##### The input

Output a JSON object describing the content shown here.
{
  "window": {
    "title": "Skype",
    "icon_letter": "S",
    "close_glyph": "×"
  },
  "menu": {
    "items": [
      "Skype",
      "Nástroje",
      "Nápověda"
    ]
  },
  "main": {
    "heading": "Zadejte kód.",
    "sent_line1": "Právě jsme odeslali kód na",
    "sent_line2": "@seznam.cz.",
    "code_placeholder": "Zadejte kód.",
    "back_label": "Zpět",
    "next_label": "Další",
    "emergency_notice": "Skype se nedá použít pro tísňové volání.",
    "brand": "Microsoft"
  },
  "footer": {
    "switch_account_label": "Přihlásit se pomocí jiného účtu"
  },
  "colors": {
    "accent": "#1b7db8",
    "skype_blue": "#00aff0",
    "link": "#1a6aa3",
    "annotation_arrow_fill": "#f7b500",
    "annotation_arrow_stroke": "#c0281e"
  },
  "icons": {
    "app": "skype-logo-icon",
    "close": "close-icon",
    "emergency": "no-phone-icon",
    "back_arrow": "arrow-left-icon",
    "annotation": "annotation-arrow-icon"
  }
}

##########

Restate every record exactly, leaving nothing out.

Output a JSON object describing the content shown here.
{
  "window": {
    "title": "Skype",
    "icon_letter": "S",
    "close_glyph": "×"
  },
  "menu": {
    "items": [
      "Skype",
      "Nástroje",
      "Nápověda"
    ]
  },
  "main": {
    "heading": "Zadejte kód.",
    "sent_line1": "Právě jsme odeslali kód na",
    "sent_line2": "@seznam.cz.",
    "code_placeholder": "Zadejte kód.",
    "back_label": "Zpět",
    "next_label": "Další",
    "emergency_notice": "Skype se nedá použít pro tísňové volání.",
    "brand": "Microsoft"
  },
  "footer": {
    "switch_account_label": "Přihlásit se pomocí jiného účtu"
  },
  "colors": {
    "accent": "#1b7db8",
    "skype_blue": "#00aff0",
    "link": "#1a6aa3",
    "annotation_arrow_fill": "#f7b500",
    "annotation_arrow_stroke": "#c0281e"
  },
  "icons": {
    "app": "skype-logo-icon",
    "close": "close-icon",
    "emergency": "no-phone-icon",
    "back_arrow": "arrow-left-icon",
    "annotation": "annotation-arrow-icon"
  }
}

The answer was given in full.